Task instructions - Each record below is to be copied word for word, with pictures removed.

━━━ Listed records

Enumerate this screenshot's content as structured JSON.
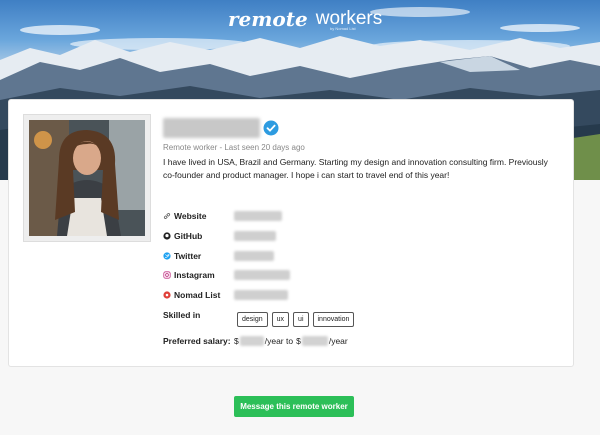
{
  "header": {
    "logo_part1": "remote",
    "logo_part2": "workers",
    "logo_tagline": "by Nomad List"
  },
  "profile": {
    "status": "Remote worker - Last seen 20 days ago",
    "bio": "I have lived in USA, Brazil and Germany. Starting my design and innovation consulting firm. Previously co-founder and product manager. I hope i can start to travel end of this year!",
    "verified": true,
    "verified_color": "#2d9be0"
  },
  "links": [
    {
      "label": "Website",
      "icon": "link-icon"
    },
    {
      "label": "GitHub",
      "icon": "github-icon"
    },
    {
      "label": "Twitter",
      "icon": "twitter-icon"
    },
    {
      "label": "Instagram",
      "icon": "instagram-icon"
    },
    {
      "label": "Nomad List",
      "icon": "nomadlist-icon"
    }
  ],
  "skills": {
    "label": "Skilled in",
    "items": [
      "design",
      "ux",
      "ui",
      "innovation"
    ]
  },
  "salary": {
    "label": "Preferred salary:",
    "currency": "$",
    "suffix1": "/year to",
    "suffix2": "/year"
  },
  "cta": {
    "label": "Message this remote worker",
    "color": "#2cbf58"
  }
}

━━━━━━

Response to the task -
Enumerate this screenshot's content as structured JSON.
{
  "header": {
    "logo_part1": "remote",
    "logo_part2": "workers",
    "logo_tagline": "by Nomad List"
  },
  "profile": {
    "status": "Remote worker - Last seen 20 days ago",
    "bio": "I have lived in USA, Brazil and Germany. Starting my design and innovation consulting firm. Previously co-founder and product manager. I hope i can start to travel end of this year!",
    "verified": true,
    "verified_color": "#2d9be0"
  },
  "links": [
    {
      "label": "Website",
      "icon": "link-icon"
    },
    {
      "label": "GitHub",
      "icon": "github-icon"
    },
    {
      "label": "Twitter",
      "icon": "twitter-icon"
    },
    {
      "label": "Instagram",
      "icon": "instagram-icon"
    },
    {
      "label": "Nomad List",
      "icon": "nomadlist-icon"
    }
  ],
  "skills": {
    "label": "Skilled in",
    "items": [
      "design",
      "ux",
      "ui",
      "innovation"
    ]
  },
  "salary": {
    "label": "Preferred salary:",
    "currency": "$",
    "suffix1": "/year to",
    "suffix2": "/year"
  },
  "cta": {
    "label": "Message this remote worker",
    "color": "#2cbf58"
  }
}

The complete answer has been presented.